### TASK REQUIREMENTS
Scan the material for the word "detached", and copy each line where it shows up.

==== RECORDED INFORMATION ====

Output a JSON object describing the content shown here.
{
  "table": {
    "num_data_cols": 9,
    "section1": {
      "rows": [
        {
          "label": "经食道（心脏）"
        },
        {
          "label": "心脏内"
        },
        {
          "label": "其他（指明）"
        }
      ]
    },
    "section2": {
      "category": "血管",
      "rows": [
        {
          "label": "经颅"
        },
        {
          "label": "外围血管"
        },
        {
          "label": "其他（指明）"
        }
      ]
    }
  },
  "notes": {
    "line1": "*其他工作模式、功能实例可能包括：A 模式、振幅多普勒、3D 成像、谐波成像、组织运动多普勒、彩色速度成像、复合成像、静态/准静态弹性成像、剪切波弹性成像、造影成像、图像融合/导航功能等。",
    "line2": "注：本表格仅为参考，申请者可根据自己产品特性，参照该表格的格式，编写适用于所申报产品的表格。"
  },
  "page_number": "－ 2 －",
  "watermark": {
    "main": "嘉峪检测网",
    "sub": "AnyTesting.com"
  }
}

====
==== RECORDED INFORMATION ====

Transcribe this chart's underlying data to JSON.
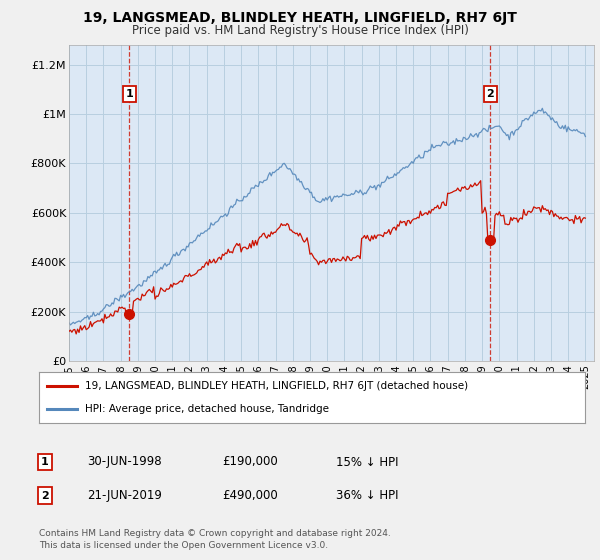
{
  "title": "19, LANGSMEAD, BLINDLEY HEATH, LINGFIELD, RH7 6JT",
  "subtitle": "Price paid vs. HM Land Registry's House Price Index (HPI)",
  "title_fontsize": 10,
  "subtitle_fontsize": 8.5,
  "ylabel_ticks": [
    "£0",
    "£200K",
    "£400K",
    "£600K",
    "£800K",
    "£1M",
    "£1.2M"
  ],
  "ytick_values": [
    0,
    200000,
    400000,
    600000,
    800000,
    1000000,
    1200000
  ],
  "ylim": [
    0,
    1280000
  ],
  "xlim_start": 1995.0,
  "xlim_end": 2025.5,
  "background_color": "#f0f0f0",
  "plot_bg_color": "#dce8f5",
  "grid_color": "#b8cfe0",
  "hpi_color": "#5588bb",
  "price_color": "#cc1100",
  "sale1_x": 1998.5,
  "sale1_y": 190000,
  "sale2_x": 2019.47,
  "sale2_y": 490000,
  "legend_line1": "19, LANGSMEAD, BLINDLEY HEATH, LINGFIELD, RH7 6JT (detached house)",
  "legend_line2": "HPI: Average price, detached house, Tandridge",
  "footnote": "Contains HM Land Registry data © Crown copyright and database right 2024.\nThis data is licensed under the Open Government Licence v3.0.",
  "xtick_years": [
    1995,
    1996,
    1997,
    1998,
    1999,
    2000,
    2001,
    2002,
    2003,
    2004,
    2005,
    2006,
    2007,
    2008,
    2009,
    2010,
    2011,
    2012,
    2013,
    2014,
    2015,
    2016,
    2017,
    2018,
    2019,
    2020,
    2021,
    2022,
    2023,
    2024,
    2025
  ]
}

====
==== RECORDED INFORMATION ====

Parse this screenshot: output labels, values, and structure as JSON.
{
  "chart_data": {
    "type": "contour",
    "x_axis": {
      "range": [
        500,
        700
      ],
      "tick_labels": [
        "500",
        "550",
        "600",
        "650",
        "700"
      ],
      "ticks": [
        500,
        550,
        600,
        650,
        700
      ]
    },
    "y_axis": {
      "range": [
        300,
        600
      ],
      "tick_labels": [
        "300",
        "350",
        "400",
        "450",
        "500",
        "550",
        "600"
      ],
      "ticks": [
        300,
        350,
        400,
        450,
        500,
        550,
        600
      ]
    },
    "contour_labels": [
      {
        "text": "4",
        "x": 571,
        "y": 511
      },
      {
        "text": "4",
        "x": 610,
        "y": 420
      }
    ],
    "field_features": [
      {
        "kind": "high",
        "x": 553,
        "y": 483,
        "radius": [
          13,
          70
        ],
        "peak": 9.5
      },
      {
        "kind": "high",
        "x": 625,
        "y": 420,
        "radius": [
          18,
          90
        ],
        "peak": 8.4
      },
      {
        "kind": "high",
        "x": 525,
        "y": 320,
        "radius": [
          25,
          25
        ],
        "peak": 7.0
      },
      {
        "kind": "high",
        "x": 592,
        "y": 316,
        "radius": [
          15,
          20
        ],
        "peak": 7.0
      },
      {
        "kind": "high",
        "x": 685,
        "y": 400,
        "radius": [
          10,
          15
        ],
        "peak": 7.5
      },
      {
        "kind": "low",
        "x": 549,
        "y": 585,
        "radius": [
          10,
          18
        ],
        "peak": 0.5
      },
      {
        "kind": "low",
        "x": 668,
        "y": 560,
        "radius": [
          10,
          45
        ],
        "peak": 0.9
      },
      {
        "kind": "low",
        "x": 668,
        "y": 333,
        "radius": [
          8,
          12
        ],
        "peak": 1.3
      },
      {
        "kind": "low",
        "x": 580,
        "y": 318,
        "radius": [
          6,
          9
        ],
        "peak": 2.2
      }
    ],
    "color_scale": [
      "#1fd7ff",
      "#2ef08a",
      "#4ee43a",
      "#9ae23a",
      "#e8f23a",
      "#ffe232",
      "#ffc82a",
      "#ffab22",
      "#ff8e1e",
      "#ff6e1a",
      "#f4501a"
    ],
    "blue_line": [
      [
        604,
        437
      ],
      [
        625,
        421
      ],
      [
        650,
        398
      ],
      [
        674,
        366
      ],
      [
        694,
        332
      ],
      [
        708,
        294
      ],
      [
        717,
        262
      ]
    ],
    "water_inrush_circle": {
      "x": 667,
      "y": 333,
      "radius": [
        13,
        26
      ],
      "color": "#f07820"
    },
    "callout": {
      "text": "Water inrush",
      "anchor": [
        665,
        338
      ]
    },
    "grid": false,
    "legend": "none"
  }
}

====

### EXERCISE OUTPUT
  "legend_line1": "19, LANGSMEAD, BLINDLEY HEATH, LINGFIELD, RH7 6JT (detached house)",
  "legend_line2": "HPI: Average price, detached house, Tandridge",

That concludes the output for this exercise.